Stored data:
[Start]
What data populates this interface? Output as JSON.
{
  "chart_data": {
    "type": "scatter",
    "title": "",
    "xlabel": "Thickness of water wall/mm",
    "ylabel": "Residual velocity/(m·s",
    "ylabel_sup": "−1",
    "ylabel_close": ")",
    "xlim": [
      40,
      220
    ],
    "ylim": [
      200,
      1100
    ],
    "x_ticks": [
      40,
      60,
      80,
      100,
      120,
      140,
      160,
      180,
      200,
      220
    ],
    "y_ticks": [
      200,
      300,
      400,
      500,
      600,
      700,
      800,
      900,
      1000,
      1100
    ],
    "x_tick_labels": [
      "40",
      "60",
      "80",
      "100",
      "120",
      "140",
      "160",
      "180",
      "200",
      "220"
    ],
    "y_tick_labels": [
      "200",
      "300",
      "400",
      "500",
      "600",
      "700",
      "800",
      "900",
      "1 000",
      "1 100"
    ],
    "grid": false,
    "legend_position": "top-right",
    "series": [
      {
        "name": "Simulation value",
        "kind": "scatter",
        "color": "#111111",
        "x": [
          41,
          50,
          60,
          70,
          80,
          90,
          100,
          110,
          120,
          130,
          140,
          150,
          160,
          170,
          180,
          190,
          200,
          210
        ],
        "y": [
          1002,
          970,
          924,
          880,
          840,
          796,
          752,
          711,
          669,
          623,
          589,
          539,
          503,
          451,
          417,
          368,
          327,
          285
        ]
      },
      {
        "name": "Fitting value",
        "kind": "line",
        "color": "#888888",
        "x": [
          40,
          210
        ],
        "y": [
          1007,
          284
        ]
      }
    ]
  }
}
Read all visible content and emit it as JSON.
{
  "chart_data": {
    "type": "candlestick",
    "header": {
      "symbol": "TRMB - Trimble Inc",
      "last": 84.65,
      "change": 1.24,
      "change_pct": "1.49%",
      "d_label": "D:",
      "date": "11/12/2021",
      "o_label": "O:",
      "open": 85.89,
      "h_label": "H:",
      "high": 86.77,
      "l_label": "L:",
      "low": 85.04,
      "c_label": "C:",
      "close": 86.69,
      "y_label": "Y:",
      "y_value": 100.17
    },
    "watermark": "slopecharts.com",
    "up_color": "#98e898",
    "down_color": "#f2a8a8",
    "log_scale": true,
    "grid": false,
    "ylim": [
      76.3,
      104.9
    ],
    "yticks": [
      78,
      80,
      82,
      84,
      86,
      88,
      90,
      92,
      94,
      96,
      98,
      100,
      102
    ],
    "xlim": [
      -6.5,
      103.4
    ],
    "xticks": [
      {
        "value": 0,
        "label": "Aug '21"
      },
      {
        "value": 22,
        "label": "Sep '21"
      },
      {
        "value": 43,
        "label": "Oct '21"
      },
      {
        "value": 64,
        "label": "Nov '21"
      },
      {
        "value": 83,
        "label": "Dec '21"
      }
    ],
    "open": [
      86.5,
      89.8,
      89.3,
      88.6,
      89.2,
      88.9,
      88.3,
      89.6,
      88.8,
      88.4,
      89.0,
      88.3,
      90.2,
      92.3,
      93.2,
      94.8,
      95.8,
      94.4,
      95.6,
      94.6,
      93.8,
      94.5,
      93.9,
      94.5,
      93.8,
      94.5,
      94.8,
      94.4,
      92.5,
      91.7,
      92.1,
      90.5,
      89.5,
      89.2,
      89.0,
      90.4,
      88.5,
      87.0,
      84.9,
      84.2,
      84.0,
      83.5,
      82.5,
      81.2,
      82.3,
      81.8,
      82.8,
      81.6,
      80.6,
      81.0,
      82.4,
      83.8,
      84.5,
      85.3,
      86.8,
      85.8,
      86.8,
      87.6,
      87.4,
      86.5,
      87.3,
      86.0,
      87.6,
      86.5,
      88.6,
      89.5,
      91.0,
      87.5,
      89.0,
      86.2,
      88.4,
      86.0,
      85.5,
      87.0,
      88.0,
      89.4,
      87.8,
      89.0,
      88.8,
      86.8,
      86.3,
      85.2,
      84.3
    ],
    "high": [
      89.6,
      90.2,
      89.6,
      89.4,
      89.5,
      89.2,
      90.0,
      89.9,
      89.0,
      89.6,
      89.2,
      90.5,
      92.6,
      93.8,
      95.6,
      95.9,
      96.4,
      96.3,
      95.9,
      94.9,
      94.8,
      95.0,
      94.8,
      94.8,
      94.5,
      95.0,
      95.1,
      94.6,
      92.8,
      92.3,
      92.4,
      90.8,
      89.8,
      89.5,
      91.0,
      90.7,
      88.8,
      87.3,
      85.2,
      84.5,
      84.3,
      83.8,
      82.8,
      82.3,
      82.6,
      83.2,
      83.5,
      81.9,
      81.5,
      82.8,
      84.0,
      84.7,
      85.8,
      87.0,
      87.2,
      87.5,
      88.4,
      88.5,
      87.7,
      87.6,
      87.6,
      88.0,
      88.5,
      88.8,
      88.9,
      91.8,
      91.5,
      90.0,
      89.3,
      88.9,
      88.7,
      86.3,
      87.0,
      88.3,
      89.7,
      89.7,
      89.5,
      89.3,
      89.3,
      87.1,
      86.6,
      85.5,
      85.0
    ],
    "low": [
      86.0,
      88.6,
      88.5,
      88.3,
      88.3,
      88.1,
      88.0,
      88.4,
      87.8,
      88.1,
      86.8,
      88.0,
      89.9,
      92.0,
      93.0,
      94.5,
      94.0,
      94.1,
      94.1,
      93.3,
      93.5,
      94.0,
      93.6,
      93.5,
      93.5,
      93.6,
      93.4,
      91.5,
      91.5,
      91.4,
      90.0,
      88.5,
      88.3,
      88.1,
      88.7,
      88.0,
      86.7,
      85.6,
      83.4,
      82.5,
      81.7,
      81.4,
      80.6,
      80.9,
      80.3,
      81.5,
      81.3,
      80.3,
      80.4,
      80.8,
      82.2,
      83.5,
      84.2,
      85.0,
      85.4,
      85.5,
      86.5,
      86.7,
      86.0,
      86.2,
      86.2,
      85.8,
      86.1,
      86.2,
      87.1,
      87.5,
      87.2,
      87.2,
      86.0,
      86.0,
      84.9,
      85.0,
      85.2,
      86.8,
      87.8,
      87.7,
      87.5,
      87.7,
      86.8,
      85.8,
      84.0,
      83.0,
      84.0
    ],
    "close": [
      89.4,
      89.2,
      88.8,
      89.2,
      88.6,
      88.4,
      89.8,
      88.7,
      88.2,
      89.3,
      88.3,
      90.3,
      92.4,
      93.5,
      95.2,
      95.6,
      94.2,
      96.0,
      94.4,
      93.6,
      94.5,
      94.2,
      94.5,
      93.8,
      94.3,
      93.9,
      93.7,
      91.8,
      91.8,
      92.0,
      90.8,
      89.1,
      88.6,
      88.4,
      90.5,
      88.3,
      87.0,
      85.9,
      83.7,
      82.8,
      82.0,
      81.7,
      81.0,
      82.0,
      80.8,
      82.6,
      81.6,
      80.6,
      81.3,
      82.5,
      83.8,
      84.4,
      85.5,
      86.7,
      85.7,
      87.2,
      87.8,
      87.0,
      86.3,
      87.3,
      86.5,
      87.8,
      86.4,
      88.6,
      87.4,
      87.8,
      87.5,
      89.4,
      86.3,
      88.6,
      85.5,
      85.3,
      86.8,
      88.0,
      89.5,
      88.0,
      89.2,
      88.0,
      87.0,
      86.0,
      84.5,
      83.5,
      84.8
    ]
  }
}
[End]
Set task:
Output every entry shown above, exactly.

Written solution:
What data populates this interface? Output as JSON.
{
  "chart_data": {
    "type": "scatter",
    "title": "",
    "xlabel": "Thickness of water wall/mm",
    "ylabel": "Residual velocity/(m·s",
    "ylabel_sup": "−1",
    "ylabel_close": ")",
    "xlim": [
      40,
      220
    ],
    "ylim": [
      200,
      1100
    ],
    "x_ticks": [
      40,
      60,
      80,
      100,
      120,
      140,
      160,
      180,
      200,
      220
    ],
    "y_ticks": [
      200,
      300,
      400,
      500,
      600,
      700,
      800,
      900,
      1000,
      1100
    ],
    "x_tick_labels": [
      "40",
      "60",
      "80",
      "100",
      "120",
      "140",
      "160",
      "180",
      "200",
      "220"
    ],
    "y_tick_labels": [
      "200",
      "300",
      "400",
      "500",
      "600",
      "700",
      "800",
      "900",
      "1 000",
      "1 100"
    ],
    "grid": false,
    "legend_position": "top-right",
    "series": [
      {
        "name": "Simulation value",
        "kind": "scatter",
        "color": "#111111",
        "x": [
          41,
          50,
          60,
          70,
          80,
          90,
          100,
          110,
          120,
          130,
          140,
          150,
          160,
          170,
          180,
          190,
          200,
          210
        ],
        "y": [
          1002,
          970,
          924,
          880,
          840,
          796,
          752,
          711,
          669,
          623,
          589,
          539,
          503,
          451,
          417,
          368,
          327,
          285
        ]
      },
      {
        "name": "Fitting value",
        "kind": "line",
        "color": "#888888",
        "x": [
          40,
          210
        ],
        "y": [
          1007,
          284
        ]
      }
    ]
  }
}
Read all visible content and emit it as JSON.
{
  "chart_data": {
    "type": "candlestick",
    "header": {
      "symbol": "TRMB - Trimble Inc",
      "last": 84.65,
      "change": 1.24,
      "change_pct": "1.49%",
      "d_label": "D:",
      "date": "11/12/2021",
      "o_label": "O:",
      "open": 85.89,
      "h_label": "H:",
      "high": 86.77,
      "l_label": "L:",
      "low": 85.04,
      "c_label": "C:",
      "close": 86.69,
      "y_label": "Y:",
      "y_value": 100.17
    },
    "watermark": "slopecharts.com",
    "up_color": "#98e898",
    "down_color": "#f2a8a8",
    "log_scale": true,
    "grid": false,
    "ylim": [
      76.3,
      104.9
    ],
    "yticks": [
      78,
      80,
      82,
      84,
      86,
      88,
      90,
      92,
      94,
      96,
      98,
      100,
      102
    ],
    "xlim": [
      -6.5,
      103.4
    ],
    "xticks": [
      {
        "value": 0,
        "label": "Aug '21"
      },
      {
        "value": 22,
        "label": "Sep '21"
      },
      {
        "value": 43,
        "label": "Oct '21"
      },
      {
        "value": 64,
        "label": "Nov '21"
      },
      {
        "value": 83,
        "label": "Dec '21"
      }
    ],
    "open": [
      86.5,
      89.8,
      89.3,
      88.6,
      89.2,
      88.9,
      88.3,
      89.6,
      88.8,
      88.4,
      89.0,
      88.3,
      90.2,
      92.3,
      93.2,
      94.8,
      95.8,
      94.4,
      95.6,
      94.6,
      93.8,
      94.5,
      93.9,
      94.5,
      93.8,
      94.5,
      94.8,
      94.4,
      92.5,
      91.7,
      92.1,
      90.5,
      89.5,
      89.2,
      89.0,
      90.4,
      88.5,
      87.0,
      84.9,
      84.2,
      84.0,
      83.5,
      82.5,
      81.2,
      82.3,
      81.8,
      82.8,
      81.6,
      80.6,
      81.0,
      82.4,
      83.8,
      84.5,
      85.3,
      86.8,
      85.8,
      86.8,
      87.6,
      87.4,
      86.5,
      87.3,
      86.0,
      87.6,
      86.5,
      88.6,
      89.5,
      91.0,
      87.5,
      89.0,
      86.2,
      88.4,
      86.0,
      85.5,
      87.0,
      88.0,
      89.4,
      87.8,
      89.0,
      88.8,
      86.8,
      86.3,
      85.2,
      84.3
    ],
    "high": [
      89.6,
      90.2,
      89.6,
      89.4,
      89.5,
      89.2,
      90.0,
      89.9,
      89.0,
      89.6,
      89.2,
      90.5,
      92.6,
      93.8,
      95.6,
      95.9,
      96.4,
      96.3,
      95.9,
      94.9,
      94.8,
      95.0,
      94.8,
      94.8,
      94.5,
      95.0,
      95.1,
      94.6,
      92.8,
      92.3,
      92.4,
      90.8,
      89.8,
      89.5,
      91.0,
      90.7,
      88.8,
      87.3,
      85.2,
      84.5,
      84.3,
      83.8,
      82.8,
      82.3,
      82.6,
      83.2,
      83.5,
      81.9,
      81.5,
      82.8,
      84.0,
      84.7,
      85.8,
      87.0,
      87.2,
      87.5,
      88.4,
      88.5,
      87.7,
      87.6,
      87.6,
      88.0,
      88.5,
      88.8,
      88.9,
      91.8,
      91.5,
      90.0,
      89.3,
      88.9,
      88.7,
      86.3,
      87.0,
      88.3,
      89.7,
      89.7,
      89.5,
      89.3,
      89.3,
      87.1,
      86.6,
      85.5,
      85.0
    ],
    "low": [
      86.0,
      88.6,
      88.5,
      88.3,
      88.3,
      88.1,
      88.0,
      88.4,
      87.8,
      88.1,
      86.8,
      88.0,
      89.9,
      92.0,
      93.0,
      94.5,
      94.0,
      94.1,
      94.1,
      93.3,
      93.5,
      94.0,
      93.6,
      93.5,
      93.5,
      93.6,
      93.4,
      91.5,
      91.5,
      91.4,
      90.0,
      88.5,
      88.3,
      88.1,
      88.7,
      88.0,
      86.7,
      85.6,
      83.4,
      82.5,
      81.7,
      81.4,
      80.6,
      80.9,
      80.3,
      81.5,
      81.3,
      80.3,
      80.4,
      80.8,
      82.2,
      83.5,
      84.2,
      85.0,
      85.4,
      85.5,
      86.5,
      86.7,
      86.0,
      86.2,
      86.2,
      85.8,
      86.1,
      86.2,
      87.1,
      87.5,
      87.2,
      87.2,
      86.0,
      86.0,
      84.9,
      85.0,
      85.2,
      86.8,
      87.8,
      87.7,
      87.5,
      87.7,
      86.8,
      85.8,
      84.0,
      83.0,
      84.0
    ],
    "close": [
      89.4,
      89.2,
      88.8,
      89.2,
      88.6,
      88.4,
      89.8,
      88.7,
      88.2,
      89.3,
      88.3,
      90.3,
      92.4,
      93.5,
      95.2,
      95.6,
      94.2,
      96.0,
      94.4,
      93.6,
      94.5,
      94.2,
      94.5,
      93.8,
      94.3,
      93.9,
      93.7,
      91.8,
      91.8,
      92.0,
      90.8,
      89.1,
      88.6,
      88.4,
      90.5,
      88.3,
      87.0,
      85.9,
      83.7,
      82.8,
      82.0,
      81.7,
      81.0,
      82.0,
      80.8,
      82.6,
      81.6,
      80.6,
      81.3,
      82.5,
      83.8,
      84.4,
      85.5,
      86.7,
      85.7,
      87.2,
      87.8,
      87.0,
      86.3,
      87.3,
      86.5,
      87.8,
      86.4,
      88.6,
      87.4,
      87.8,
      87.5,
      89.4,
      86.3,
      88.6,
      85.5,
      85.3,
      86.8,
      88.0,
      89.5,
      88.0,
      89.2,
      88.0,
      87.0,
      86.0,
      84.5,
      83.5,
      84.8
    ]
  }
}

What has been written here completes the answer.